>> BEGIN

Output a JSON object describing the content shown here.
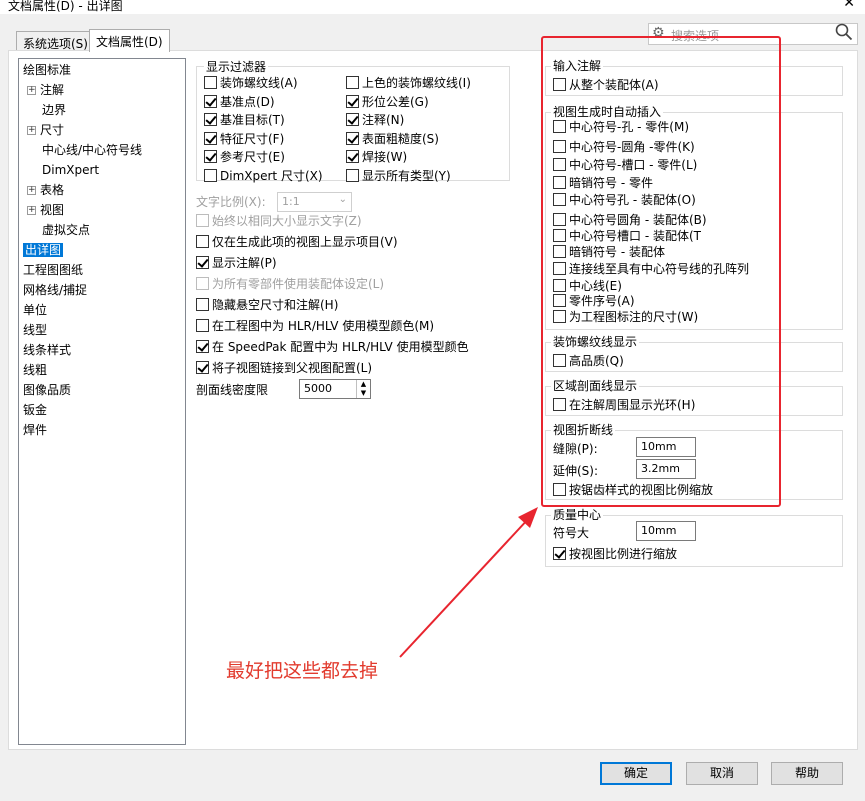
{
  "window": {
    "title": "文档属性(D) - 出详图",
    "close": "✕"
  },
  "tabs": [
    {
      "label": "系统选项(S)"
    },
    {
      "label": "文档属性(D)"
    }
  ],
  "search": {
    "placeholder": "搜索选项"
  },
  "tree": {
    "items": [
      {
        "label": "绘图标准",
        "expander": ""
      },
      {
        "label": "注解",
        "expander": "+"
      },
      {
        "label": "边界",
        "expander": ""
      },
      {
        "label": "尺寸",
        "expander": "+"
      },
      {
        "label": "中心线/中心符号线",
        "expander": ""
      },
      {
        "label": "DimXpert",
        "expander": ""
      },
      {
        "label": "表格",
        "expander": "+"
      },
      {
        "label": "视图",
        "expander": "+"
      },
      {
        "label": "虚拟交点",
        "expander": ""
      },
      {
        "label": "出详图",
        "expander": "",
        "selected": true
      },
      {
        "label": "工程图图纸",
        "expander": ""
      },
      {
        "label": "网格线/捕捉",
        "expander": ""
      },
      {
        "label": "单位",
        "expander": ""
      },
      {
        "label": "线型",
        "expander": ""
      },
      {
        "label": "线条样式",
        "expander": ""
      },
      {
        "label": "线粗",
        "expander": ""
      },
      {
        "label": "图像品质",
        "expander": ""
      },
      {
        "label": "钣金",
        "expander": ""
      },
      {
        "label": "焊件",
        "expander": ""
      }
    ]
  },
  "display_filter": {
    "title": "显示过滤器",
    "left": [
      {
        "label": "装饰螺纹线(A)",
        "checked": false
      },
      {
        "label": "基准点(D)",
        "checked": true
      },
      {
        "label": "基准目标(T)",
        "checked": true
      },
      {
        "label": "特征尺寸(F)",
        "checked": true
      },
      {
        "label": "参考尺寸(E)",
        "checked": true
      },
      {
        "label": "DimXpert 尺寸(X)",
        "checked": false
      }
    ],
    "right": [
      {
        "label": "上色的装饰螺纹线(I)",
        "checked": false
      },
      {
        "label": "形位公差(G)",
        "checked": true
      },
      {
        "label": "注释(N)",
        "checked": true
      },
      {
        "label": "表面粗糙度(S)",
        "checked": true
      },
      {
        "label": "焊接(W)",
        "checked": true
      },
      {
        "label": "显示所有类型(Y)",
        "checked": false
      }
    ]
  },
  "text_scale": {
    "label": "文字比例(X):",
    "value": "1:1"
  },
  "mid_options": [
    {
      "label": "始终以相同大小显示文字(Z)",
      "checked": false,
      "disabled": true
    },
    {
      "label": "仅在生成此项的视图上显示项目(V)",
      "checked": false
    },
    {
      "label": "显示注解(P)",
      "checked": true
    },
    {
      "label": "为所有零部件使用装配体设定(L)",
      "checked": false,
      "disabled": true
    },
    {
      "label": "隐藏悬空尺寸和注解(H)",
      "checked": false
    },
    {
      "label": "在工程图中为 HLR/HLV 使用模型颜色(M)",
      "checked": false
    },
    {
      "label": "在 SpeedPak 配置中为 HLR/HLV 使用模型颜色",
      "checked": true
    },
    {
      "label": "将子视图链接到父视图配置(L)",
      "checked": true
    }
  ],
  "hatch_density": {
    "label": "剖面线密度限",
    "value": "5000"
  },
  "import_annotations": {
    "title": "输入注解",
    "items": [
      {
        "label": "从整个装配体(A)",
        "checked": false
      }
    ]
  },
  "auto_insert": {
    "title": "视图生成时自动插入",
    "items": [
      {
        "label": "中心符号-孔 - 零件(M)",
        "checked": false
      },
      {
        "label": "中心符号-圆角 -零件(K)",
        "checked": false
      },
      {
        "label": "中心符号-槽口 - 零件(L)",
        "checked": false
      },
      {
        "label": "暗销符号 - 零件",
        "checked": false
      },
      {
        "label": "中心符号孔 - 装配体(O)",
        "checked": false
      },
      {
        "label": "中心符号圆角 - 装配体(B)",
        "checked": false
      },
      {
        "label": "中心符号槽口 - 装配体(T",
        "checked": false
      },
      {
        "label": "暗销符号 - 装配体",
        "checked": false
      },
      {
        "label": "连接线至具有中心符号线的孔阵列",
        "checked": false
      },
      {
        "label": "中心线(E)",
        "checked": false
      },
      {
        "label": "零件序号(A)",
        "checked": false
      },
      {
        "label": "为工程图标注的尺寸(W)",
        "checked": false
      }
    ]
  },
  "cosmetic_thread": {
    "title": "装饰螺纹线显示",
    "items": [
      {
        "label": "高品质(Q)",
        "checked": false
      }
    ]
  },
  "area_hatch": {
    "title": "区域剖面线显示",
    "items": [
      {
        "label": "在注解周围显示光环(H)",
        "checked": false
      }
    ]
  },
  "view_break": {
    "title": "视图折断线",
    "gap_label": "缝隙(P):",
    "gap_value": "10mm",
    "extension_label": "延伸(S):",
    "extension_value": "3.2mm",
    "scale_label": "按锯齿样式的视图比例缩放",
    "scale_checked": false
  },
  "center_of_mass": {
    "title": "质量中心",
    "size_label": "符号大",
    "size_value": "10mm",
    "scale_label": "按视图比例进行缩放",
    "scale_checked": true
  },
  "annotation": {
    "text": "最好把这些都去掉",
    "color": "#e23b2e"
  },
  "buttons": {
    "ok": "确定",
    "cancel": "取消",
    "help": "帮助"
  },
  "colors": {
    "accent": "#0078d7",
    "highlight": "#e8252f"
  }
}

>> END
>> BEGIN

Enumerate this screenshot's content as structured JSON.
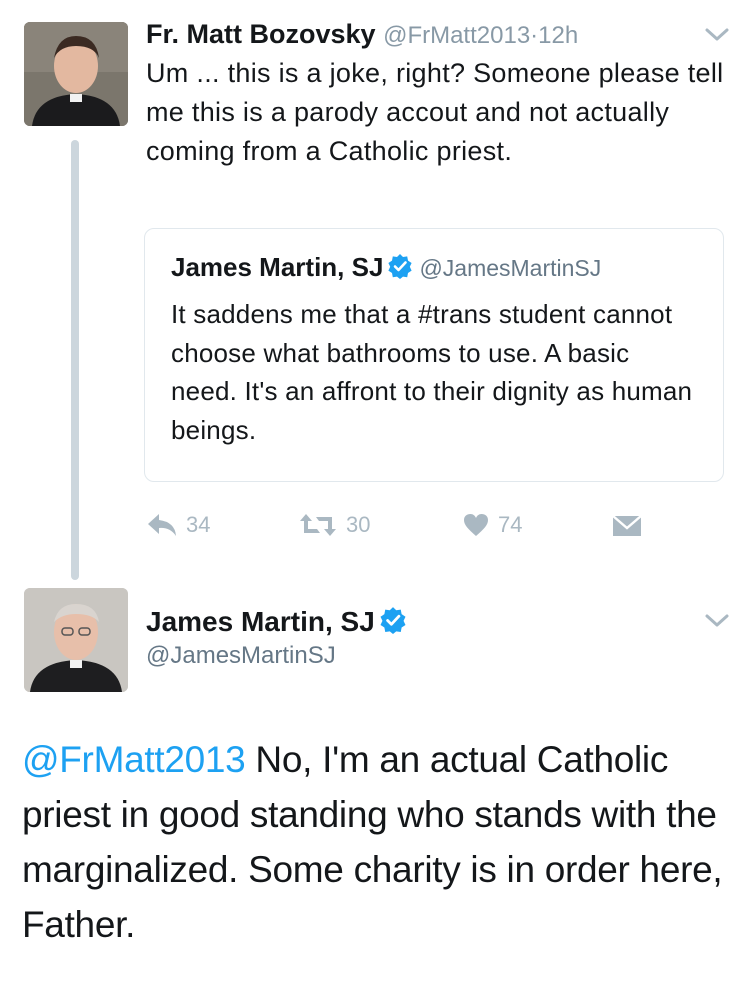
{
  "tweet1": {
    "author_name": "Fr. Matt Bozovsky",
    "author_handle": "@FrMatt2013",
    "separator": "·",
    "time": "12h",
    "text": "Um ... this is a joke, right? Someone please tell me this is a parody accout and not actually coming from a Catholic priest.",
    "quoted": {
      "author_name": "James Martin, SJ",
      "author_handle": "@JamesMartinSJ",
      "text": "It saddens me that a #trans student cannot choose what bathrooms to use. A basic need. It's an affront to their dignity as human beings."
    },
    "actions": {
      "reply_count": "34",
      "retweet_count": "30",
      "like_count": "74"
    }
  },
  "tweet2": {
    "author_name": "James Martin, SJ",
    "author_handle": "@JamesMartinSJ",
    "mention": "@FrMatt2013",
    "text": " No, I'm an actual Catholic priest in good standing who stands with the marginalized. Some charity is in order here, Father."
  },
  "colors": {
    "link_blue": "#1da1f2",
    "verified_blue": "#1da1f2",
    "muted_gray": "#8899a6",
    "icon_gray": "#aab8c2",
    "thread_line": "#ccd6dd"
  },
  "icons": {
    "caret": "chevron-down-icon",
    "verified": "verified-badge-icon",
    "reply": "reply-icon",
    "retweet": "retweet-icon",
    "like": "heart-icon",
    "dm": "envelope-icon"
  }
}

>> END

Select, from the listing, all lines that include the word "here".

Output a JSON object describing the content shown here.
    "text": " No, I'm an actual Catholic priest in good standing who stands with the marginalized. Some charity is in order here, Father."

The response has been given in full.